• Passage

+===+

In this context, Uri Gneezy, Stephan Meier, and Pedro Rey-Biel have an excellent paper which looks at the similar consequences caused by incentives in public policy. They write,
When explicit incentives seek to change behavior in areas like education, contributions to public goods, and forming habits, a potential conflict arises between the direct extrinsic effect of the incentives and how these incentives can crowd out intrinsic motivations in the short run and the long run... In the emerging literature on the use of incentives for lifestyle changes, large enough incentives clearly work in the short run and even in the middle run, but in the longer run the desired change in habits can again disappear...
A considerable and growing body of evidence suggests that the effects of incentives depend on how they are designed, the form in which they are given (especially monetary or nonmonetary), how they interact with intrinsic motivations and social motivations, and what happens after they are withdrawn... we believe that the discussion should not be whether incentives negatively affect contributions to public goods, but when incentives do and do not work.

+===+

• Your instructions
Quote the passage above on incentives and intrinsic motivation in full, word for word.

• Source excerpt
+===+

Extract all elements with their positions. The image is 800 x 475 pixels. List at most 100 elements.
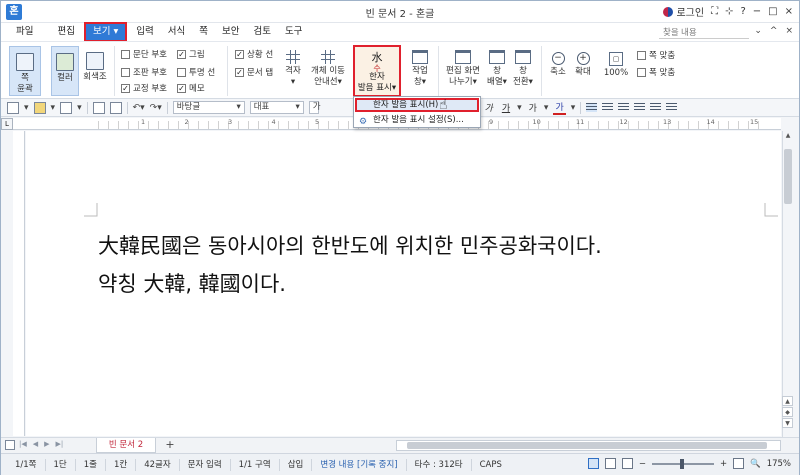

+===+

• Problem solution
In this context, Uri Gneezy, Stephan Meier, and Pedro Rey-Biel have an excellent paper which looks at the similar consequences caused by incentives in public policy. They write,
When explicit incentives seek to change behavior in areas like education, contributions to public goods, and forming habits, a potential conflict arises between the direct extrinsic effect of the incentives and how these incentives can crowd out intrinsic motivations in the short run and the long run... In the emerging literature on the use of incentives for lifestyle changes, large enough incentives clearly work in the short run and even in the middle run, but in the longer run the desired change in habits can again disappear...
A considerable and growing body of evidence suggests that the effects of incentives depend on how they are designed, the form in which they are given (especially monetary or nonmonetary), how they interact with intrinsic motivations and social motivations, and what happens after they are withdrawn... we believe that the discussion should not be whether incentives negatively affect contributions to public goods, but when incentives do and do not work.